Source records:
## begin

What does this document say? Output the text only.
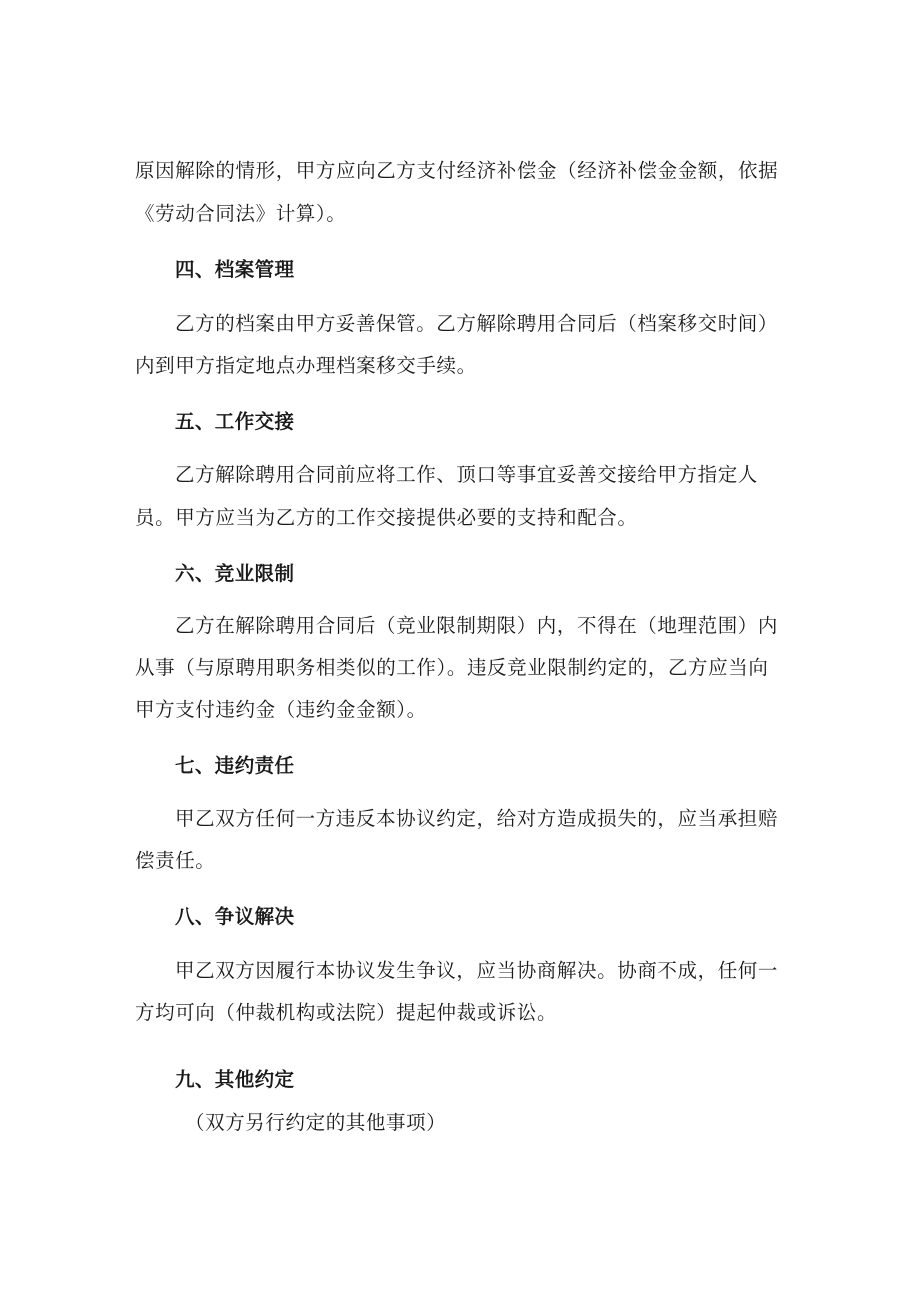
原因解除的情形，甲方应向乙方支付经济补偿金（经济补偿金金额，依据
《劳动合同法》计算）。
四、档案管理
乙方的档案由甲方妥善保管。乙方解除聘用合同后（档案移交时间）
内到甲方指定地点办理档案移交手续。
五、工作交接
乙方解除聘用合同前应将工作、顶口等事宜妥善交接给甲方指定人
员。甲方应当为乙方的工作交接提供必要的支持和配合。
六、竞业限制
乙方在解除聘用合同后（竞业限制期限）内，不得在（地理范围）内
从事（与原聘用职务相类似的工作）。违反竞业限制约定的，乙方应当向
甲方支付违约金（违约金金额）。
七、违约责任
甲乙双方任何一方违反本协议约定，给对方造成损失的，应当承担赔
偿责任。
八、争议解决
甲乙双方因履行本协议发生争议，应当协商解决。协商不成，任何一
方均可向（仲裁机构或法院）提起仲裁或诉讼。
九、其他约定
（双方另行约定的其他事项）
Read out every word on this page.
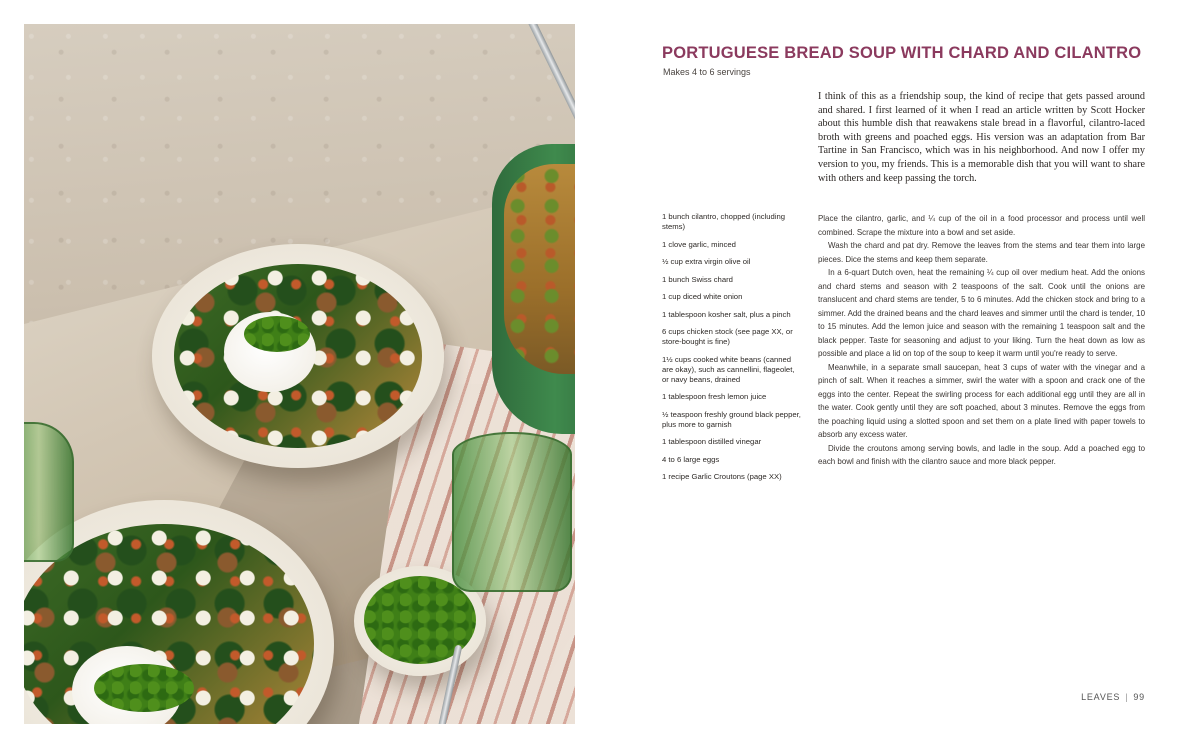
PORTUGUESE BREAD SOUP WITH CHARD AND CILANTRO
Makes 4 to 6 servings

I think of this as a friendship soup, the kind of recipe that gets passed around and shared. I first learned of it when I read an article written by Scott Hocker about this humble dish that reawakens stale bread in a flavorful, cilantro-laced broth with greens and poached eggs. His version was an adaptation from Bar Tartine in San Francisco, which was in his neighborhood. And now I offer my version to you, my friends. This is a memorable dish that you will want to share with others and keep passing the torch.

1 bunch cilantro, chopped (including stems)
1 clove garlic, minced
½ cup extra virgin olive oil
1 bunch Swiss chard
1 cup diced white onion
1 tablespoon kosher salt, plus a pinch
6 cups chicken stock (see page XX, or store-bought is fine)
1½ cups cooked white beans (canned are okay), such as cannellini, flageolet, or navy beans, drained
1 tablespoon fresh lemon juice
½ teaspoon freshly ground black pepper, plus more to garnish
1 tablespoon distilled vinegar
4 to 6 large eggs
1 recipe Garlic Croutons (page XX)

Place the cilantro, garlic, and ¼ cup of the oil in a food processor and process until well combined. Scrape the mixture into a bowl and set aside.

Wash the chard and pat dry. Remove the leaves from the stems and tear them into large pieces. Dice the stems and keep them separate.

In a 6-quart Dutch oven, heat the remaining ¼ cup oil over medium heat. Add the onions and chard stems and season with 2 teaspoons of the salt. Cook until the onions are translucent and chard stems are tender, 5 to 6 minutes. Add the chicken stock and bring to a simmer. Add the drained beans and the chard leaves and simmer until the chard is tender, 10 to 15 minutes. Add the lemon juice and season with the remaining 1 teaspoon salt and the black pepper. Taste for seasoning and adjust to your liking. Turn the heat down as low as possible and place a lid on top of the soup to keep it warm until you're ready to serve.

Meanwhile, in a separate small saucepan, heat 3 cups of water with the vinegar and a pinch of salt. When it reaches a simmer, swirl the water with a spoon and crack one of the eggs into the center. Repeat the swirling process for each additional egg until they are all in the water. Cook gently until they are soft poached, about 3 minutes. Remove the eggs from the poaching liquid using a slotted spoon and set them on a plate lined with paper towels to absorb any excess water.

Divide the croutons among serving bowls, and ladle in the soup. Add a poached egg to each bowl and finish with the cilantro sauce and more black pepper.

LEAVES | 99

## end
## begin

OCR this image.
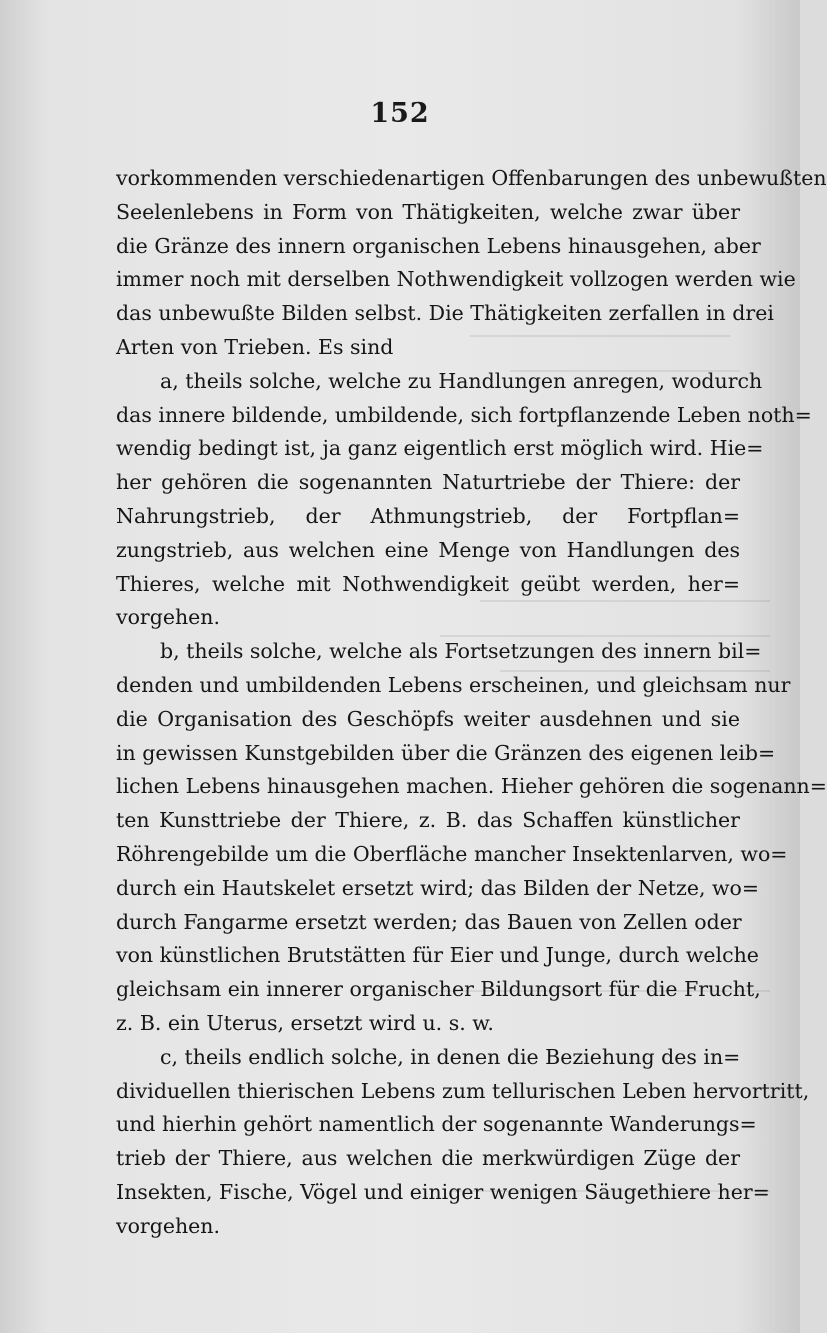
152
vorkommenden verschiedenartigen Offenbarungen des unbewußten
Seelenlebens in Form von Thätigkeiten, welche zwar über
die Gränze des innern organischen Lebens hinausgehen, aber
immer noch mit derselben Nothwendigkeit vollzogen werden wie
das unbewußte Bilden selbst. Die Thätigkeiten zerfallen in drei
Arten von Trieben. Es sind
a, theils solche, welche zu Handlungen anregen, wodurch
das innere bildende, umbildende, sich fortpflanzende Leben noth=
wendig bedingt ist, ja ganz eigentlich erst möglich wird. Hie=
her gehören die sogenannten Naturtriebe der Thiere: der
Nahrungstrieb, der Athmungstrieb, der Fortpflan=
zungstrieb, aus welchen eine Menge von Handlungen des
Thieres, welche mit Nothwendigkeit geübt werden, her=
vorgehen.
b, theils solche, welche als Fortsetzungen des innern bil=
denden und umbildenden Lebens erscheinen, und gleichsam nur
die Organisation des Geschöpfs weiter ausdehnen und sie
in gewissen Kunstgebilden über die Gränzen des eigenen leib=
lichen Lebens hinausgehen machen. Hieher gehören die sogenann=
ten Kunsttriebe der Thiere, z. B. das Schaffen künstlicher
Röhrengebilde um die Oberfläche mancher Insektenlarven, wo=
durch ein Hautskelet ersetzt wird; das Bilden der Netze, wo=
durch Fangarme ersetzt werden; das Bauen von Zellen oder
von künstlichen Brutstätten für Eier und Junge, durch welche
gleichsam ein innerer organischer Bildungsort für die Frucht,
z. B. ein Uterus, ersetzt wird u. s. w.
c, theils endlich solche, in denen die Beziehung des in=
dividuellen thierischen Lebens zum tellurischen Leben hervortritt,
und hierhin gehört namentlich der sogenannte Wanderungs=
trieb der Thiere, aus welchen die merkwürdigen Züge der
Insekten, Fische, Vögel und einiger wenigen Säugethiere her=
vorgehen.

## end

§ **Required work**: Pick out every line with the string "Nothwendigkeit" and copy it.

§ **The response**:
immer noch mit derselben Nothwendigkeit vollzogen werden wie
Thieres, welche mit Nothwendigkeit geübt werden, her=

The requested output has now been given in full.